## Dataset items
━━━━━━━━━━━━━━━━━━━━

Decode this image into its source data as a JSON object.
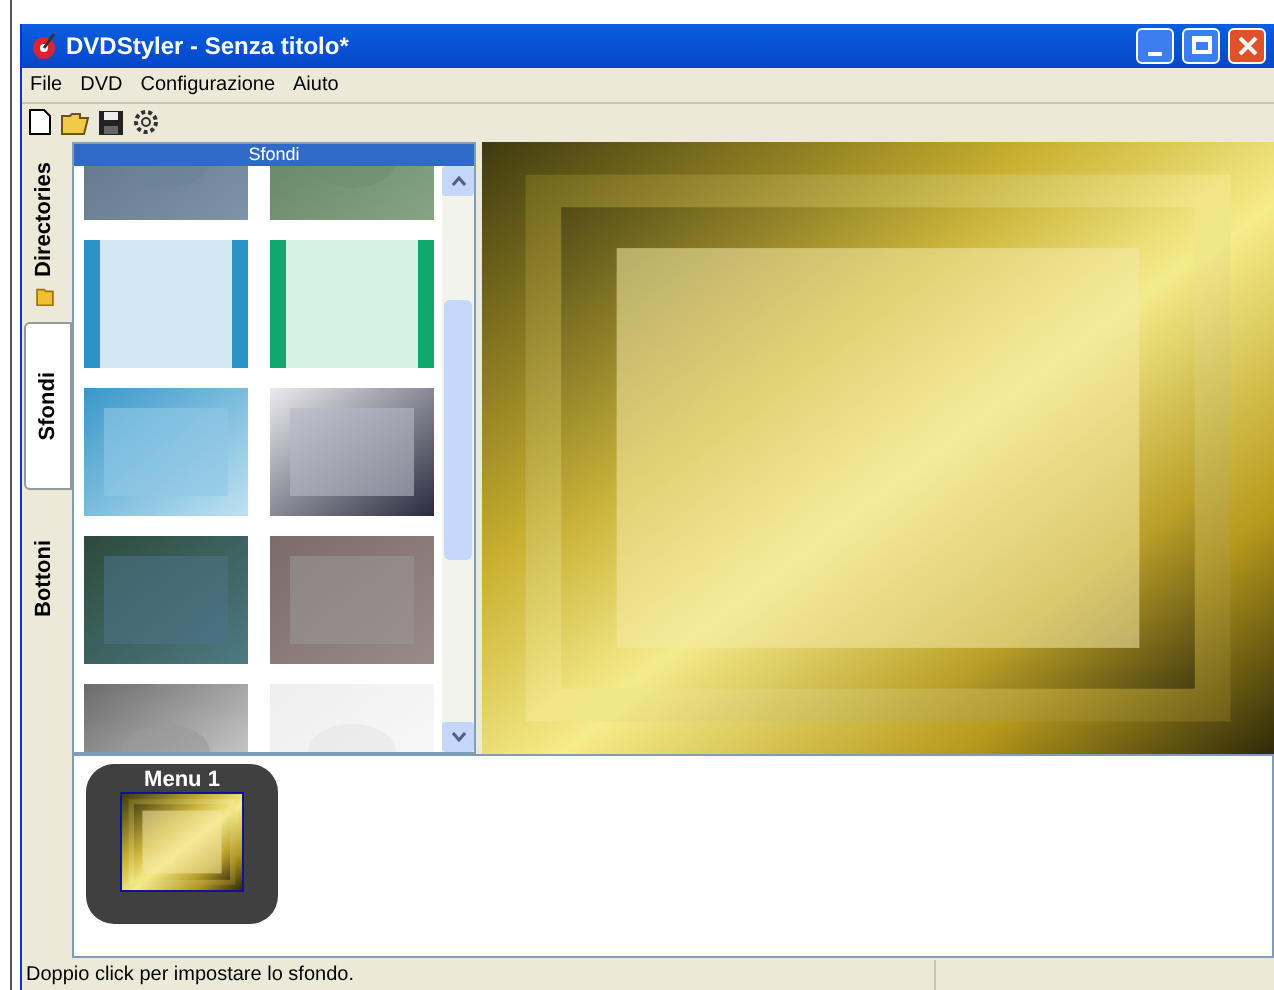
{
  "window": {
    "title": "DVDStyler - Senza titolo*"
  },
  "menu": [
    "File",
    "DVD",
    "Configurazione",
    "Aiuto"
  ],
  "side_tabs": [
    {
      "label": "Directories",
      "selected": false,
      "kind": "folder"
    },
    {
      "label": "Sfondi",
      "selected": true,
      "kind": "plain"
    },
    {
      "label": "Bottoni",
      "selected": false,
      "kind": "plain"
    }
  ],
  "panel": {
    "title": "Sfondi"
  },
  "menus": [
    {
      "label": "Menu 1",
      "kind": "picture"
    }
  ],
  "status_bar": "Doppio click per impostare lo sfondo."
}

━━━━━━━━━━━━━━━━━━━━

## What you should do
Omit the pictures. Transcribe every record exactly.

## Solution
Decode this image into its source data as a JSON object.
{
  "window": {
    "title": "DVDStyler - Senza titolo*"
  },
  "menu": [
    "File",
    "DVD",
    "Configurazione",
    "Aiuto"
  ],
  "side_tabs": [
    {
      "label": "Directories",
      "selected": false,
      "kind": "folder"
    },
    {
      "label": "Sfondi",
      "selected": true,
      "kind": "plain"
    },
    {
      "label": "Bottoni",
      "selected": false,
      "kind": "plain"
    }
  ],
  "panel": {
    "title": "Sfondi"
  },
  "menus": [
    {
      "label": "Menu 1",
      "kind": "picture"
    }
  ],
  "status_bar": "Doppio click per impostare lo sfondo."
}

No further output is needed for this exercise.